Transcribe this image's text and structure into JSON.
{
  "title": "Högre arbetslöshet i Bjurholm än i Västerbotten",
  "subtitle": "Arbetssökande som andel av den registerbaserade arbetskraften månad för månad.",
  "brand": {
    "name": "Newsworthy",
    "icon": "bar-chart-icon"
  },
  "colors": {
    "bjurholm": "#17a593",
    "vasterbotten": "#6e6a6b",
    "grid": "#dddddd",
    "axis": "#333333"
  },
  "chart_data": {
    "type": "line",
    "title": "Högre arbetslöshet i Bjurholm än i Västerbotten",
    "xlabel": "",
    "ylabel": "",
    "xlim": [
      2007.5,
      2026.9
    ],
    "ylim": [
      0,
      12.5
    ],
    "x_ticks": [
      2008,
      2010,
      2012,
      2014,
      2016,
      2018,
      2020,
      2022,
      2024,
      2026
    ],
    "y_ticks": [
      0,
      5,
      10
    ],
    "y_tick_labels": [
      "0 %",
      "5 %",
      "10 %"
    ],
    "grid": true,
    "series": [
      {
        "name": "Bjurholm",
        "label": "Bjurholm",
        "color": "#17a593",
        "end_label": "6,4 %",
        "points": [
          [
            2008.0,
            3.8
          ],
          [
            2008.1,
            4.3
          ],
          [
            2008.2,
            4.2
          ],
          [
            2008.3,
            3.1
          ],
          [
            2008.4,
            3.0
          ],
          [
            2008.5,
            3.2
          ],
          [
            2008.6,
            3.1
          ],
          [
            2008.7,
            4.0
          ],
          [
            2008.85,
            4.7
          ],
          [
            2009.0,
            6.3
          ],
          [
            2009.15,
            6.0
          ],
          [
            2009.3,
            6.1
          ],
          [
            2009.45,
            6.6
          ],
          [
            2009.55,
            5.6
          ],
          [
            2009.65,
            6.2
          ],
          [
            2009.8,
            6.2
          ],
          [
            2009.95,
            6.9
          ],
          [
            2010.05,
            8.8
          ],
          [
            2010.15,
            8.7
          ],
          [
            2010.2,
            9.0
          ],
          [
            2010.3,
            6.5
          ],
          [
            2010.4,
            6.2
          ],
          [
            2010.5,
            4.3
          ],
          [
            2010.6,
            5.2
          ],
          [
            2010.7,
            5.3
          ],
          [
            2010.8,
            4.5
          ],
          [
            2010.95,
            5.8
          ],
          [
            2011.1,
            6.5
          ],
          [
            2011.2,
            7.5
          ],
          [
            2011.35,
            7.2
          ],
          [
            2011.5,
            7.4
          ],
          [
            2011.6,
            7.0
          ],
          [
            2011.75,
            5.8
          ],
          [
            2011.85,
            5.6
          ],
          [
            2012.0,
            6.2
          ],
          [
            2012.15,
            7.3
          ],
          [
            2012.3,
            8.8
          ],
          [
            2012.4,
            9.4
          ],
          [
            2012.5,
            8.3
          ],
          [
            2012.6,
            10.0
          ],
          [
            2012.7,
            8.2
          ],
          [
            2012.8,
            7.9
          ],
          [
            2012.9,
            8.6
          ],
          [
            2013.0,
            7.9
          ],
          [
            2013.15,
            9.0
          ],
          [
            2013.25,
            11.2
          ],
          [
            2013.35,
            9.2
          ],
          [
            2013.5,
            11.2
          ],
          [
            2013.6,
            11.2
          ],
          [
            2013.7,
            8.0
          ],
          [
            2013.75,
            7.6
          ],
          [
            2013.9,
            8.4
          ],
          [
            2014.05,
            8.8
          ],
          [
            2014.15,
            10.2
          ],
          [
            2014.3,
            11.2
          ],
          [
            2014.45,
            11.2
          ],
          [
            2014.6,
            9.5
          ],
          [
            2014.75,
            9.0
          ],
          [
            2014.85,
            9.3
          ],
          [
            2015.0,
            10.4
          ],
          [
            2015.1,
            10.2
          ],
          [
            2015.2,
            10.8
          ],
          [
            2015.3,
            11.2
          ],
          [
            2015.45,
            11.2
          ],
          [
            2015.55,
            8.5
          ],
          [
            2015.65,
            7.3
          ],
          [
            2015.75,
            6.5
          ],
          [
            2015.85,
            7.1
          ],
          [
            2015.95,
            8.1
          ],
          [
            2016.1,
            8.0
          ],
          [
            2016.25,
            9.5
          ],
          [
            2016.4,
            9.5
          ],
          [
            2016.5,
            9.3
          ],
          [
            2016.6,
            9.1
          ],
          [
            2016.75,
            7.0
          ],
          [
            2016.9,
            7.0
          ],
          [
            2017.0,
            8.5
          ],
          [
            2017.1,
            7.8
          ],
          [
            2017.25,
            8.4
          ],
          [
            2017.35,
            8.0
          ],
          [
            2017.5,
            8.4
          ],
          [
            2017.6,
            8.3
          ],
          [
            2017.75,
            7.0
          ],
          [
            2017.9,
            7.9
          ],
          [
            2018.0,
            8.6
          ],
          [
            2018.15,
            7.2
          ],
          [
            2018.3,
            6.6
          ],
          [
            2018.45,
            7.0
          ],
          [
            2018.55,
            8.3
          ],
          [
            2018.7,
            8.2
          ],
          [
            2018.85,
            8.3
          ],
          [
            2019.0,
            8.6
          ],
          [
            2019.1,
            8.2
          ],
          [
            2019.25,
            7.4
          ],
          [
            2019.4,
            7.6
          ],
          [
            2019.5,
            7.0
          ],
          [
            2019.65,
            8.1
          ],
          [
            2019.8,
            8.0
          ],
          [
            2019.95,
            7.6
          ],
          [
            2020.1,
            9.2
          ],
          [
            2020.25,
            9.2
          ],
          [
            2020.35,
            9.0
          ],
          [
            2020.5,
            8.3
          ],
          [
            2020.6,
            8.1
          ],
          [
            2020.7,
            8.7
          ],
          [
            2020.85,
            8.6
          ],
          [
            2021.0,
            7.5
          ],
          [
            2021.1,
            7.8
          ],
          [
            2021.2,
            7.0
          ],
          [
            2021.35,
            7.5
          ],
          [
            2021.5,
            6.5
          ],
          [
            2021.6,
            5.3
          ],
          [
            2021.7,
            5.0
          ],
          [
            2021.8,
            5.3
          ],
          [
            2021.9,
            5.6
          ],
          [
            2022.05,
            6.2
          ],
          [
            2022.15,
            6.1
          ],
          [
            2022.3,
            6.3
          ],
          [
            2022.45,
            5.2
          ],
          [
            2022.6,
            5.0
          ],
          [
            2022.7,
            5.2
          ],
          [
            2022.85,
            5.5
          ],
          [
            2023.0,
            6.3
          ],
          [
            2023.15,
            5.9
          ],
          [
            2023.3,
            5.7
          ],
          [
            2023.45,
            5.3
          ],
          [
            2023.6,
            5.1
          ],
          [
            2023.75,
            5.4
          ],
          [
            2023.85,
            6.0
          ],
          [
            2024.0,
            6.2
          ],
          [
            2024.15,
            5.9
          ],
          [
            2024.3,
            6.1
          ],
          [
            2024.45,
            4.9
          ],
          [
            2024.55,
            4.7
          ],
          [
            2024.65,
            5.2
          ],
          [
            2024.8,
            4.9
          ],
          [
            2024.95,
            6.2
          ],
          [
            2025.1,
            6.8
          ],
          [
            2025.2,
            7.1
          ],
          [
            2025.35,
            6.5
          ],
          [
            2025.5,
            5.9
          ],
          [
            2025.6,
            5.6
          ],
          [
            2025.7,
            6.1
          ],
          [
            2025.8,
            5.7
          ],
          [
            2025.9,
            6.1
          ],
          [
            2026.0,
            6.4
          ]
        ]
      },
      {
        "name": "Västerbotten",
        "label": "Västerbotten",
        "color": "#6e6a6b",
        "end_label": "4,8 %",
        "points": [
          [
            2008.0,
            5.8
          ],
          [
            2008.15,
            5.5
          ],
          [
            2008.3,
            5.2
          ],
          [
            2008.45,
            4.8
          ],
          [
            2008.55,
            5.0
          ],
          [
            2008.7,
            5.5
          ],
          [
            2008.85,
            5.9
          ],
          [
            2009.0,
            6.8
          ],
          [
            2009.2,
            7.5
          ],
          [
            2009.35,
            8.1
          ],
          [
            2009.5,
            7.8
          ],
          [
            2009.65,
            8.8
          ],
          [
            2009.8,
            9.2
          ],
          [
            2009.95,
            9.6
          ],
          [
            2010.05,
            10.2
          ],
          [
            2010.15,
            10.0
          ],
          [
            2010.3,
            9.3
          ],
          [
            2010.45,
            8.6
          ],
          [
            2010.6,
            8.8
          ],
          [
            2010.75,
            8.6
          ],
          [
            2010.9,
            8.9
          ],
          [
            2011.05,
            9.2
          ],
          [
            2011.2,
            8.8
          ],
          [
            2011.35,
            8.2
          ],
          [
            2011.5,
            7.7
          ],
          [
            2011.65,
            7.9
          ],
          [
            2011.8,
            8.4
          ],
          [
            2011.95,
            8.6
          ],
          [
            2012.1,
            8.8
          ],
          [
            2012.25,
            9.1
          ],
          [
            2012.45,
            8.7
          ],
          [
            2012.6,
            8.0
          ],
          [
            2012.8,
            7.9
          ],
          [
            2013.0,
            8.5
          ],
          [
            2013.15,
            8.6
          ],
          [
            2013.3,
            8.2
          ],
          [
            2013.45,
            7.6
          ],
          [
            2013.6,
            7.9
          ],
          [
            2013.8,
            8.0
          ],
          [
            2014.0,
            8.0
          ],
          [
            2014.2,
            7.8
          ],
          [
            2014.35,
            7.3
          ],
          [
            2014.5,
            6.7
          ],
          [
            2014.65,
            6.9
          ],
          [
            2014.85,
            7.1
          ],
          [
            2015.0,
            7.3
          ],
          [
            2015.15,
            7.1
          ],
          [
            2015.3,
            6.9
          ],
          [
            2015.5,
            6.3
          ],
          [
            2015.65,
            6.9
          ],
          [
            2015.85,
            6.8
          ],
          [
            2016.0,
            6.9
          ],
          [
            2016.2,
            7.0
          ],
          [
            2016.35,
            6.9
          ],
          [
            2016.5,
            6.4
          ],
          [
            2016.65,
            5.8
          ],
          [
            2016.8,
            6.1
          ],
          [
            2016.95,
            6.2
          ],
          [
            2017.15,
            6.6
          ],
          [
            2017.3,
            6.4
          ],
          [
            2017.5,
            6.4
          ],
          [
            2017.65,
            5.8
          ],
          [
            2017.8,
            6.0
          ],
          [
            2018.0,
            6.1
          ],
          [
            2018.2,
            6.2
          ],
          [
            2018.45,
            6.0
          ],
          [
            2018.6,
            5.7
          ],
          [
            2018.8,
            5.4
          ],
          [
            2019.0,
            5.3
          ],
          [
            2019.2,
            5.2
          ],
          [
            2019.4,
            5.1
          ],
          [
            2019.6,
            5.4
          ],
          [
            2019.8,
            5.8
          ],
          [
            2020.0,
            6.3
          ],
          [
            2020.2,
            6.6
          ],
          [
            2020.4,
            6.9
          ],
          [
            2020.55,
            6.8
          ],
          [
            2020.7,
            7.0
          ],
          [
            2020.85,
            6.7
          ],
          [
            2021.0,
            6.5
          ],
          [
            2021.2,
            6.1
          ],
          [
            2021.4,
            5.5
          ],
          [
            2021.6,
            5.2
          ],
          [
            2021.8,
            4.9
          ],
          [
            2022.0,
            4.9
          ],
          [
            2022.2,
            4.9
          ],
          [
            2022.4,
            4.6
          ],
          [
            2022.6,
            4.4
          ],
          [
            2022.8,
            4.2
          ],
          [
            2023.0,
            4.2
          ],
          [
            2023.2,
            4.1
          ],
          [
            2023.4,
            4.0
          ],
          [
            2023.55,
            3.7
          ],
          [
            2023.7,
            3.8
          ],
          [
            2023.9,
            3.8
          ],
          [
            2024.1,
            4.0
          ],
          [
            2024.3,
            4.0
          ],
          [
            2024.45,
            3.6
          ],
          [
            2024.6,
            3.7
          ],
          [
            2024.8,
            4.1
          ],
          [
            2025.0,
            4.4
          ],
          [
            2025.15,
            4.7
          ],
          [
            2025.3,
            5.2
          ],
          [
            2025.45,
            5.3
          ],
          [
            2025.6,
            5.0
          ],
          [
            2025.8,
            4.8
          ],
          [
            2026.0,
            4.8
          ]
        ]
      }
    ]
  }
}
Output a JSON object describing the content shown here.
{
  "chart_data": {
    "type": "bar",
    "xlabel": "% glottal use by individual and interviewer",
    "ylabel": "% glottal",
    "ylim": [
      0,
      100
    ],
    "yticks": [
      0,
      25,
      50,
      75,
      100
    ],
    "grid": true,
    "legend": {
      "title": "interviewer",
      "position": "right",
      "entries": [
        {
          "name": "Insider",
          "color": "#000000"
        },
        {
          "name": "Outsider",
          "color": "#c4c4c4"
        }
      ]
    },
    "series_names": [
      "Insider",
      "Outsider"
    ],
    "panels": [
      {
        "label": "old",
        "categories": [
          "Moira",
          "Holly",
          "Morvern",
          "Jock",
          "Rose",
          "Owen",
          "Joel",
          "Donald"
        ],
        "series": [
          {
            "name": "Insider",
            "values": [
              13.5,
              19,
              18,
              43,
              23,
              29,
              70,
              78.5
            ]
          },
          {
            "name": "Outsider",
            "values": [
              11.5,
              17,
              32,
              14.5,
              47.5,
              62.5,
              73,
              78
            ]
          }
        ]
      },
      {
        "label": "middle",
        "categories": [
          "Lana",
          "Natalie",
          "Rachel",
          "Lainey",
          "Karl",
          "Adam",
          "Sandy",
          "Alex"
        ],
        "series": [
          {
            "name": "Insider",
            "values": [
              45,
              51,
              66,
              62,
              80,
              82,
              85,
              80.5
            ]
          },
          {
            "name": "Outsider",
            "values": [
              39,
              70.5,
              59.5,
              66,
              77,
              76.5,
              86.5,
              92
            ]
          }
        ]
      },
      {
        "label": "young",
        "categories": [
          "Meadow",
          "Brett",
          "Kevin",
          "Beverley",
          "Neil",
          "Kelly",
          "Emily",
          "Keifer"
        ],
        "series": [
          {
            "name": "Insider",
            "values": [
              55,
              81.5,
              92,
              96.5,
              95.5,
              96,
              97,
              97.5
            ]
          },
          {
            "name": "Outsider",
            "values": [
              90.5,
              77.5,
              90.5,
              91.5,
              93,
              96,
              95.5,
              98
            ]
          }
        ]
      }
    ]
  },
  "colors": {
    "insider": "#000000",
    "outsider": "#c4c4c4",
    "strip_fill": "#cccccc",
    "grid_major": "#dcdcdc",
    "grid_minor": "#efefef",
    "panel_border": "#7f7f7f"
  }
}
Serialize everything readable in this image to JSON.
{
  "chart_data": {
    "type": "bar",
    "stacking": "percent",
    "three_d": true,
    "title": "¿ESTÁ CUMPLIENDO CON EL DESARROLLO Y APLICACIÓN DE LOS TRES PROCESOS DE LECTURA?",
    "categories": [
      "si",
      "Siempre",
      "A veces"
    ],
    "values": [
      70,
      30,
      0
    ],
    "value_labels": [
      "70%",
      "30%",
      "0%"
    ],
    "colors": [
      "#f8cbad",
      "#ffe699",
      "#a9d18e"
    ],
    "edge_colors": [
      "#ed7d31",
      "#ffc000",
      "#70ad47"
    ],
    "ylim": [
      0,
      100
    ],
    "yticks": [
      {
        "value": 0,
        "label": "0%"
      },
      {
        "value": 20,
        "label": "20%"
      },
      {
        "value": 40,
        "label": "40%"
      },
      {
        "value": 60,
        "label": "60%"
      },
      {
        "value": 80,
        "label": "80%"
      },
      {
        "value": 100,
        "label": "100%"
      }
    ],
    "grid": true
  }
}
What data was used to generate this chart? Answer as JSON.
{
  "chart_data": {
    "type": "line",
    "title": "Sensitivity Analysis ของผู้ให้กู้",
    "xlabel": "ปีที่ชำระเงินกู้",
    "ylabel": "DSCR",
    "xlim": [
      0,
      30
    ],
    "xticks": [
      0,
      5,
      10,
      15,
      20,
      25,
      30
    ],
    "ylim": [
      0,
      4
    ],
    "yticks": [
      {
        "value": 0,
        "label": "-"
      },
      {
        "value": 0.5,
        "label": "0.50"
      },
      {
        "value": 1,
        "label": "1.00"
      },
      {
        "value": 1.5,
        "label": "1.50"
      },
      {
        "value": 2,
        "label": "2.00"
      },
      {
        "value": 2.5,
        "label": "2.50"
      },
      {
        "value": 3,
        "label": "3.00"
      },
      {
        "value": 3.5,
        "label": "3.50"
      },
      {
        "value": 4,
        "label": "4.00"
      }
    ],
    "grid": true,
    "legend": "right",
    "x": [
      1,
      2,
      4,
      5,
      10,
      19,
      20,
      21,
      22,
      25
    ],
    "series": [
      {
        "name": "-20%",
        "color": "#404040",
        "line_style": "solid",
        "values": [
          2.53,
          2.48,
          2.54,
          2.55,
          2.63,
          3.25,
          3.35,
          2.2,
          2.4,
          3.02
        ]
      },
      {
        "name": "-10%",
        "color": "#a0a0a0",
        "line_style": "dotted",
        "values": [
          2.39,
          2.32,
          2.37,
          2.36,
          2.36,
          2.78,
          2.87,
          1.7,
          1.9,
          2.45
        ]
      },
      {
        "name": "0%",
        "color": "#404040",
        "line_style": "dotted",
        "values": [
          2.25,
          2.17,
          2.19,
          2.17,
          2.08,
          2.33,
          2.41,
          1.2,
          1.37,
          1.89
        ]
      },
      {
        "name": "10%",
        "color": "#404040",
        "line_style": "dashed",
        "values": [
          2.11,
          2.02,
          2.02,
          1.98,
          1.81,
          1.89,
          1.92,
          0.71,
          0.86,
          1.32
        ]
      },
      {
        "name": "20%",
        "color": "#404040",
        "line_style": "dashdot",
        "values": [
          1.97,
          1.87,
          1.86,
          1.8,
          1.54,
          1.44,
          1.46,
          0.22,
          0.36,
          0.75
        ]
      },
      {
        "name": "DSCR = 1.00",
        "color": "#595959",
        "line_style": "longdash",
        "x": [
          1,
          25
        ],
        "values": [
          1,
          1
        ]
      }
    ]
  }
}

###

**Task goal**
Copy each line of the listing that includes "glottal".

**Correct output**
    "xlabel": "% glottal use by individual and interviewer",
    "ylabel": "% glottal",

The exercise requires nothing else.